-- Start PROVIDED RECORDS --

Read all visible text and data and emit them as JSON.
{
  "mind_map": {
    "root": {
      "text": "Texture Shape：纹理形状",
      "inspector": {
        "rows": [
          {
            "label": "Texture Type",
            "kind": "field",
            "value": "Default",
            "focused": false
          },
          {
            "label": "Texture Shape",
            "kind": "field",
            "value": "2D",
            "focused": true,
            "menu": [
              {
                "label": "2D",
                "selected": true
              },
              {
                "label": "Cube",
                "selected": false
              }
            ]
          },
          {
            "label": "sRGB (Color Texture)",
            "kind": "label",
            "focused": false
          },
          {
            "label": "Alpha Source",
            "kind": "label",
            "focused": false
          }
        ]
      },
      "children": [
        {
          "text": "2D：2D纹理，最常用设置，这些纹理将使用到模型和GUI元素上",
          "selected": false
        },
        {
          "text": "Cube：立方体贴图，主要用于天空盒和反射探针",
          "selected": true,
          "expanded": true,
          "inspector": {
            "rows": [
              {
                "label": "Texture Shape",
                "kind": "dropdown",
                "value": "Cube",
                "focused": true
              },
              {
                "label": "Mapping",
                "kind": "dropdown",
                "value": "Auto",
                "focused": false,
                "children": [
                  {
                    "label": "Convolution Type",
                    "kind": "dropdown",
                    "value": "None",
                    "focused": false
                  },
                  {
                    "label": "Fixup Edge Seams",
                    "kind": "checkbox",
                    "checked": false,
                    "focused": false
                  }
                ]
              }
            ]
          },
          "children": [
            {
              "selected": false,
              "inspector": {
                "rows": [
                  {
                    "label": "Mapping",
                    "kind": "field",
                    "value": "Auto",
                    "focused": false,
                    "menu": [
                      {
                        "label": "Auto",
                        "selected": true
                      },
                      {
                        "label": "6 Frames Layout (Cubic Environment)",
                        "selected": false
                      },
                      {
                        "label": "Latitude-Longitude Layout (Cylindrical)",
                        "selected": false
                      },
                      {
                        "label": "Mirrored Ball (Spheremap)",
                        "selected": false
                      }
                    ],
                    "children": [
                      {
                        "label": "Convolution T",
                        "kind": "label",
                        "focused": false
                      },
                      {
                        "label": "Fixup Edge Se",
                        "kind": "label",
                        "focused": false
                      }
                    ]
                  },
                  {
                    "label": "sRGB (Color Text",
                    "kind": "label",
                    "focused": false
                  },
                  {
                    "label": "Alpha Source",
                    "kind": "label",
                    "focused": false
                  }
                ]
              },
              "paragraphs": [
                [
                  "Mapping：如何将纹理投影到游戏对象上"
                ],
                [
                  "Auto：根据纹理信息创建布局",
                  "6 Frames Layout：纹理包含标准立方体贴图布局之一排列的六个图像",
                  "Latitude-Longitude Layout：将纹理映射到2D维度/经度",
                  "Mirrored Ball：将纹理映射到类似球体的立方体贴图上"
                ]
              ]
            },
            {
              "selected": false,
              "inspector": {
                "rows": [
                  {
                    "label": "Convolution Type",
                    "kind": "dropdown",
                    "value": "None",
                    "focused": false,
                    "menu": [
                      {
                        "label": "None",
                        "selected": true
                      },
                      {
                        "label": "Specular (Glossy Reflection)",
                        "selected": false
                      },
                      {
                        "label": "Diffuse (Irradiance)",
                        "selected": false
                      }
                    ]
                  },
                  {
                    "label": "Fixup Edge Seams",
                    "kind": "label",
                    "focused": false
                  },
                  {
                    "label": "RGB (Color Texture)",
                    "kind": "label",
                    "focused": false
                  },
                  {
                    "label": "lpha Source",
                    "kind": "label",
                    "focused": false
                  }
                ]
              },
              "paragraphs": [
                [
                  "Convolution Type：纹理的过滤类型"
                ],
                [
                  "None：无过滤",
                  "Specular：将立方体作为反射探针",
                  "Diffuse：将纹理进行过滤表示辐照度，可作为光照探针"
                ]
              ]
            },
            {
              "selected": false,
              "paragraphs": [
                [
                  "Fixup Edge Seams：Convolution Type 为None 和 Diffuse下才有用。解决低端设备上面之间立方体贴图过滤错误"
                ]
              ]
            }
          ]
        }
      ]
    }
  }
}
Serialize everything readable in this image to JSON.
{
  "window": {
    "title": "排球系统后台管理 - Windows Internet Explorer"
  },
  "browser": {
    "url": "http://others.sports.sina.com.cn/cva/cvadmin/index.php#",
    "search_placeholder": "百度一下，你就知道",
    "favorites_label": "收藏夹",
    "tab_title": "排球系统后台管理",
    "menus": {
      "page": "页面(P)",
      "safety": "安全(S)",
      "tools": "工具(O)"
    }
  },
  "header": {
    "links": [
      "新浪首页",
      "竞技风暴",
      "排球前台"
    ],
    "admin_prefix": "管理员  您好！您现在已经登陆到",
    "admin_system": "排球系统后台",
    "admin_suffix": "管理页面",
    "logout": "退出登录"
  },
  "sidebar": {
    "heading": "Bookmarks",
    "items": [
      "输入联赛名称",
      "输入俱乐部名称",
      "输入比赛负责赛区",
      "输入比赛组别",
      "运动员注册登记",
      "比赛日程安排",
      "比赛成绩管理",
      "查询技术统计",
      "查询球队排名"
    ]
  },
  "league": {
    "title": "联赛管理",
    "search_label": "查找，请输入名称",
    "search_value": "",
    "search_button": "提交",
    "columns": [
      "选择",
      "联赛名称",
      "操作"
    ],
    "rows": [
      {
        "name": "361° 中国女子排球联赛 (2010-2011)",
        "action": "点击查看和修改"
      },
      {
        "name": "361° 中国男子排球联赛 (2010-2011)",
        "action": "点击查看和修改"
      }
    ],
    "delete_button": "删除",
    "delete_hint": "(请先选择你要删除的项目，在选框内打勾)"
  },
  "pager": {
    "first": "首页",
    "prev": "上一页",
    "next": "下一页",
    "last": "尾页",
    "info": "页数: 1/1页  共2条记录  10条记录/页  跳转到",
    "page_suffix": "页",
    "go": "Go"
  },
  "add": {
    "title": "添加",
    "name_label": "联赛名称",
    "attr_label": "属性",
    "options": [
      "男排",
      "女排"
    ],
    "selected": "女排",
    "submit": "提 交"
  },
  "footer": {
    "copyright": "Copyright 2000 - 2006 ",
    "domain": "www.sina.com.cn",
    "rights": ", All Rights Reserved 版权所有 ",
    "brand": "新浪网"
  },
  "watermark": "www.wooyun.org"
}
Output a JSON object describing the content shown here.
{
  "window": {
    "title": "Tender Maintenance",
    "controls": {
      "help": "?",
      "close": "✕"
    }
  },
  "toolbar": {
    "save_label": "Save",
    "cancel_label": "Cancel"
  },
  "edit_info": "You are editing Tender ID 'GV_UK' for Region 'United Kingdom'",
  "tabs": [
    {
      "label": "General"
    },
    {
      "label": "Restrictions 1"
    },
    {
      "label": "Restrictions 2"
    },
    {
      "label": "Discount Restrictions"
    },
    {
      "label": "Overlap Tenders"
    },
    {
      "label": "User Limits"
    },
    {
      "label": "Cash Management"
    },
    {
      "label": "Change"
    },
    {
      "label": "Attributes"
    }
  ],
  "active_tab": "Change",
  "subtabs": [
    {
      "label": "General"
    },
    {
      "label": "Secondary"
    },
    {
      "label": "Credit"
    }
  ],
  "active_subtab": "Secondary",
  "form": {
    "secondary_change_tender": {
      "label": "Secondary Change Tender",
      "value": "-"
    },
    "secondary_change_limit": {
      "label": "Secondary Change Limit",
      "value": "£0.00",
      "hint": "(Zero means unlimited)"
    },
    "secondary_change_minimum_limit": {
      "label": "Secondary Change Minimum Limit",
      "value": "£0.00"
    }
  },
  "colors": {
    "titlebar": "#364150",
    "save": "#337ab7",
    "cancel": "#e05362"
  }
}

-- End PROVIDED RECORDS --

§ TASK
Quote exactly the line containing "Output a JSON" and every later line through the end of the listing, and no other lines.

§ THE COMPLETED TASK
Output a JSON object describing the content shown here.
{
  "window": {
    "title": "Tender Maintenance",
    "controls": {
      "help": "?",
      "close": "✕"
    }
  },
  "toolbar": {
    "save_label": "Save",
    "cancel_label": "Cancel"
  },
  "edit_info": "You are editing Tender ID 'GV_UK' for Region 'United Kingdom'",
  "tabs": [
    {
      "label": "General"
    },
    {
      "label": "Restrictions 1"
    },
    {
      "label": "Restrictions 2"
    },
    {
      "label": "Discount Restrictions"
    },
    {
      "label": "Overlap Tenders"
    },
    {
      "label": "User Limits"
    },
    {
      "label": "Cash Management"
    },
    {
      "label": "Change"
    },
    {
      "label": "Attributes"
    }
  ],
  "active_tab": "Change",
  "subtabs": [
    {
      "label": "General"
    },
    {
      "label": "Secondary"
    },
    {
      "label": "Credit"
    }
  ],
  "active_subtab": "Secondary",
  "form": {
    "secondary_change_tender": {
      "label": "Secondary Change Tender",
      "value": "-"
    },
    "secondary_change_limit": {
      "label": "Secondary Change Limit",
      "value": "£0.00",
      "hint": "(Zero means unlimited)"
    },
    "secondary_change_minimum_limit": {
      "label": "Secondary Change Minimum Limit",
      "value": "£0.00"
    }
  },
  "colors": {
    "titlebar": "#364150",
    "save": "#337ab7",
    "cancel": "#e05362"
  }
}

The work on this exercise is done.